= Direction =
Exactly reproduce all the records, keeping pictures out of the copy.

= Recorded information =
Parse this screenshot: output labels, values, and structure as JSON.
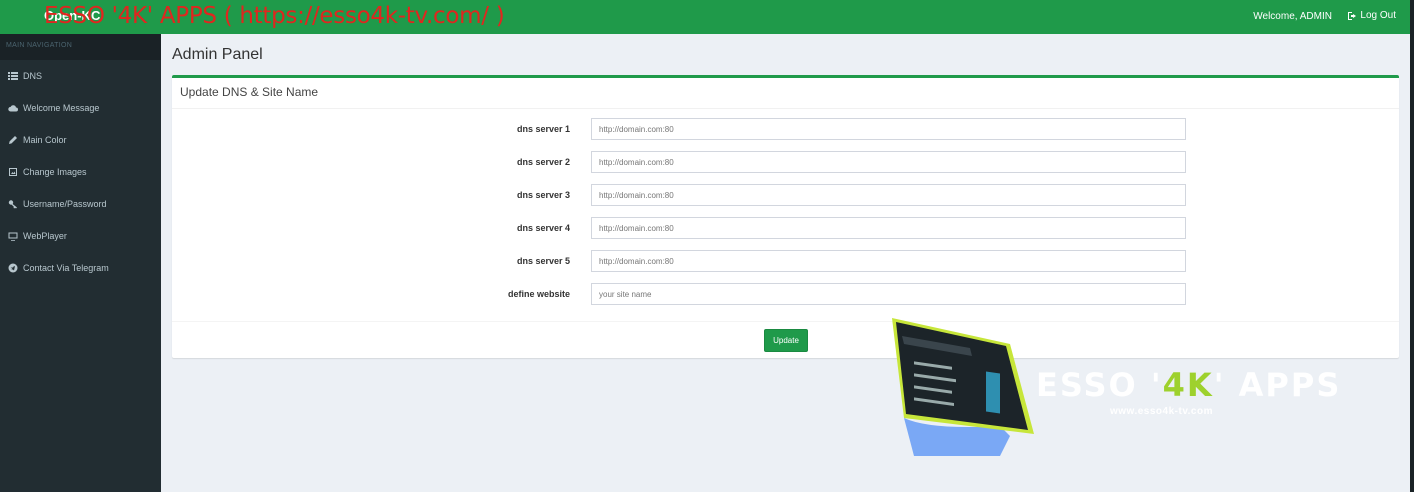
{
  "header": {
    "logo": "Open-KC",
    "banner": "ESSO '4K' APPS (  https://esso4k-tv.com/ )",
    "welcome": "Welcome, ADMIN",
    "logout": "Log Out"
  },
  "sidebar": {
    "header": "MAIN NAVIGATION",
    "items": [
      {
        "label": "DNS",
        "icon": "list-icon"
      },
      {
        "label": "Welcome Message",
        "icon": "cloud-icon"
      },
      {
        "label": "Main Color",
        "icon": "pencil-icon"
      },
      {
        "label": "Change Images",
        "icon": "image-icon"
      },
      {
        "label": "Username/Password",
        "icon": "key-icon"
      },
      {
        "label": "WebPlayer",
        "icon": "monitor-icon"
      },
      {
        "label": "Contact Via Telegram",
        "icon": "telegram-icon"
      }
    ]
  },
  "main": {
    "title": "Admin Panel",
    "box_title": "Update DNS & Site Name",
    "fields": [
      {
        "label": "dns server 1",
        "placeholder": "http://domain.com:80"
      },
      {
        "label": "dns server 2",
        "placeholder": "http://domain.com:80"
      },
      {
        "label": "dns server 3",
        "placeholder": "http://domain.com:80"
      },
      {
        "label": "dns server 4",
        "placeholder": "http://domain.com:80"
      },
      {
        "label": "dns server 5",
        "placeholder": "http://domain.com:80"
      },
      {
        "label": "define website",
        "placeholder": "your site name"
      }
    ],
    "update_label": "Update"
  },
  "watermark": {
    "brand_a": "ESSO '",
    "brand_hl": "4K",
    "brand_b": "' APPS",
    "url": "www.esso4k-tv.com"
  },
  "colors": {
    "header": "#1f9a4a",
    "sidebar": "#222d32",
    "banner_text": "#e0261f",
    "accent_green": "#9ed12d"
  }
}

= Response =
Parse this screenshot: output labels, values, and structure as JSON.
{
  "header": {
    "logo": "Open-KC",
    "banner": "ESSO '4K' APPS (  https://esso4k-tv.com/ )",
    "welcome": "Welcome, ADMIN",
    "logout": "Log Out"
  },
  "sidebar": {
    "header": "MAIN NAVIGATION",
    "items": [
      {
        "label": "DNS",
        "icon": "list-icon"
      },
      {
        "label": "Welcome Message",
        "icon": "cloud-icon"
      },
      {
        "label": "Main Color",
        "icon": "pencil-icon"
      },
      {
        "label": "Change Images",
        "icon": "image-icon"
      },
      {
        "label": "Username/Password",
        "icon": "key-icon"
      },
      {
        "label": "WebPlayer",
        "icon": "monitor-icon"
      },
      {
        "label": "Contact Via Telegram",
        "icon": "telegram-icon"
      }
    ]
  },
  "main": {
    "title": "Admin Panel",
    "box_title": "Update DNS & Site Name",
    "fields": [
      {
        "label": "dns server 1",
        "placeholder": "http://domain.com:80"
      },
      {
        "label": "dns server 2",
        "placeholder": "http://domain.com:80"
      },
      {
        "label": "dns server 3",
        "placeholder": "http://domain.com:80"
      },
      {
        "label": "dns server 4",
        "placeholder": "http://domain.com:80"
      },
      {
        "label": "dns server 5",
        "placeholder": "http://domain.com:80"
      },
      {
        "label": "define website",
        "placeholder": "your site name"
      }
    ],
    "update_label": "Update"
  },
  "watermark": {
    "brand_a": "ESSO '",
    "brand_hl": "4K",
    "brand_b": "' APPS",
    "url": "www.esso4k-tv.com"
  },
  "colors": {
    "header": "#1f9a4a",
    "sidebar": "#222d32",
    "banner_text": "#e0261f",
    "accent_green": "#9ed12d"
  }
}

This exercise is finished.